((

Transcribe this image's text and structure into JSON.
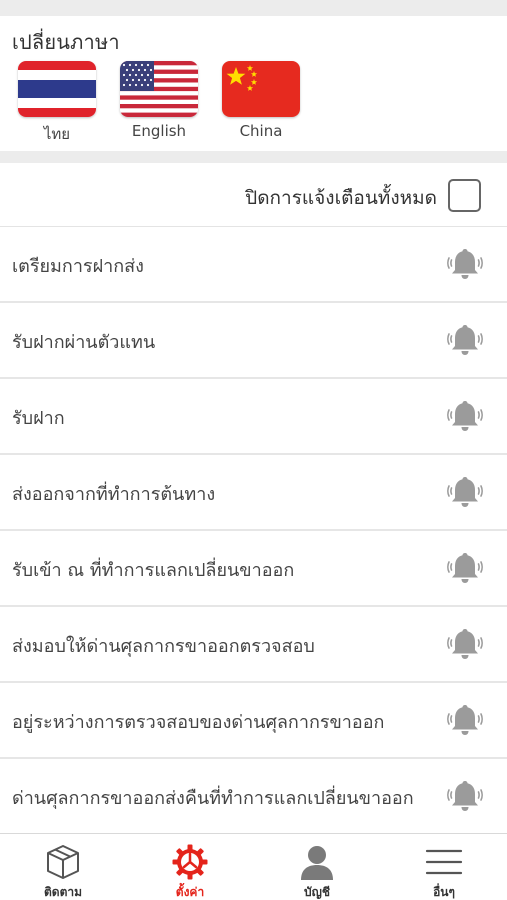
{
  "language": {
    "title": "เปลี่ยนภาษา",
    "options": [
      {
        "label": "ไทย",
        "flag": "thailand-flag"
      },
      {
        "label": "English",
        "flag": "usa-flag"
      },
      {
        "label": "China",
        "flag": "china-flag"
      }
    ]
  },
  "notifications": {
    "disable_all_label": "ปิดการแจ้งเตือนทั้งหมด",
    "disable_all_checked": false,
    "items": [
      {
        "label": "เตรียมการฝากส่ง"
      },
      {
        "label": "รับฝากผ่านตัวแทน"
      },
      {
        "label": "รับฝาก"
      },
      {
        "label": "ส่งออกจากที่ทำการต้นทาง"
      },
      {
        "label": "รับเข้า ณ ที่ทำการแลกเปลี่ยนขาออก"
      },
      {
        "label": "ส่งมอบให้ด่านศุลกากรขาออกตรวจสอบ"
      },
      {
        "label": "อยู่ระหว่างการตรวจสอบของด่านศุลกากรขาออก"
      },
      {
        "label": "ด่านศุลกากรขาออกส่งคืนที่ทำการแลกเปลี่ยนขาออก"
      }
    ]
  },
  "tabbar": {
    "tabs": [
      {
        "label": "ติดตาม",
        "icon": "package-icon"
      },
      {
        "label": "ตั้งค่า",
        "icon": "gear-icon",
        "active": true
      },
      {
        "label": "บัญชี",
        "icon": "user-icon"
      },
      {
        "label": "อื่นๆ",
        "icon": "menu-icon"
      }
    ]
  },
  "colors": {
    "accent": "#e4241b",
    "icon_gray": "#9b9b9b"
  }
}
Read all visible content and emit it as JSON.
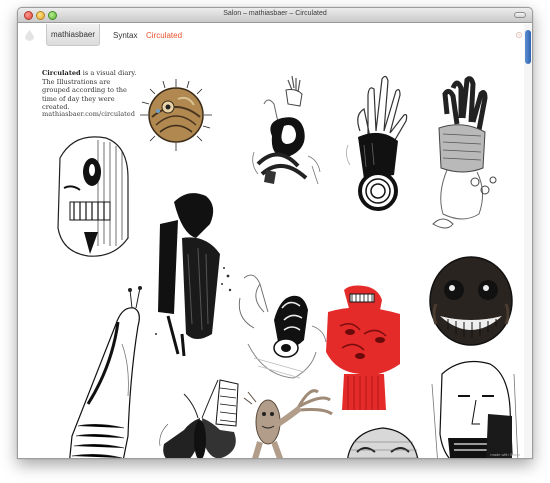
{
  "window": {
    "title": "Salon – mathiasbaer – Circulated"
  },
  "nav": {
    "home_tab": "mathiasbaer",
    "links": [
      "Syntax",
      "Circulated"
    ],
    "accent_color": "#e8502b"
  },
  "intro": {
    "title": "Circulated",
    "body": " is a visual diary. The Illustrations are grouped according to the time of day they were created.",
    "link": "mathiasbaer.com/circulated"
  },
  "footer": {
    "credit": "made with Salon"
  },
  "icons": [
    "drop-icon",
    "gear-icon"
  ],
  "illustrations": [
    "sepia-sun-drawing",
    "hand-knot-drawing",
    "raised-hand-drawing",
    "tentacle-hand-drawing",
    "skull-face-drawing",
    "black-ink-figure-drawing",
    "scribble-hand-drawing",
    "red-figure-drawing",
    "grinning-face-drawing",
    "snail-figure-drawing",
    "moth-drawing",
    "dancing-figure-drawing",
    "portrait-sketch-drawing",
    "bald-head-drawing"
  ]
}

))

Restate each entry word for word, leaving out any pictures.

Transcribe this image's text and structure into JSON.
{
  "language": {
    "title": "เปลี่ยนภาษา",
    "options": [
      {
        "label": "ไทย",
        "flag": "thailand-flag"
      },
      {
        "label": "English",
        "flag": "usa-flag"
      },
      {
        "label": "China",
        "flag": "china-flag"
      }
    ]
  },
  "notifications": {
    "disable_all_label": "ปิดการแจ้งเตือนทั้งหมด",
    "disable_all_checked": false,
    "items": [
      {
        "label": "เตรียมการฝากส่ง"
      },
      {
        "label": "รับฝากผ่านตัวแทน"
      },
      {
        "label": "รับฝาก"
      },
      {
        "label": "ส่งออกจากที่ทำการต้นทาง"
      },
      {
        "label": "รับเข้า ณ ที่ทำการแลกเปลี่ยนขาออก"
      },
      {
        "label": "ส่งมอบให้ด่านศุลกากรขาออกตรวจสอบ"
      },
      {
        "label": "อยู่ระหว่างการตรวจสอบของด่านศุลกากรขาออก"
      },
      {
        "label": "ด่านศุลกากรขาออกส่งคืนที่ทำการแลกเปลี่ยนขาออก"
      }
    ]
  },
  "tabbar": {
    "tabs": [
      {
        "label": "ติดตาม",
        "icon": "package-icon"
      },
      {
        "label": "ตั้งค่า",
        "icon": "gear-icon",
        "active": true
      },
      {
        "label": "บัญชี",
        "icon": "user-icon"
      },
      {
        "label": "อื่นๆ",
        "icon": "menu-icon"
      }
    ]
  },
  "colors": {
    "accent": "#e4241b",
    "icon_gray": "#9b9b9b"
  }
}
Read all visible content and emit it as JSON.
{
  "window": {
    "title": "Salon – mathiasbaer – Circulated"
  },
  "nav": {
    "home_tab": "mathiasbaer",
    "links": [
      "Syntax",
      "Circulated"
    ],
    "accent_color": "#e8502b"
  },
  "intro": {
    "title": "Circulated",
    "body": " is a visual diary. The Illustrations are grouped according to the time of day they were created.",
    "link": "mathiasbaer.com/circulated"
  },
  "footer": {
    "credit": "made with Salon"
  },
  "icons": [
    "drop-icon",
    "gear-icon"
  ],
  "illustrations": [
    "sepia-sun-drawing",
    "hand-knot-drawing",
    "raised-hand-drawing",
    "tentacle-hand-drawing",
    "skull-face-drawing",
    "black-ink-figure-drawing",
    "scribble-hand-drawing",
    "red-figure-drawing",
    "grinning-face-drawing",
    "snail-figure-drawing",
    "moth-drawing",
    "dancing-figure-drawing",
    "portrait-sketch-drawing",
    "bald-head-drawing"
  ]
}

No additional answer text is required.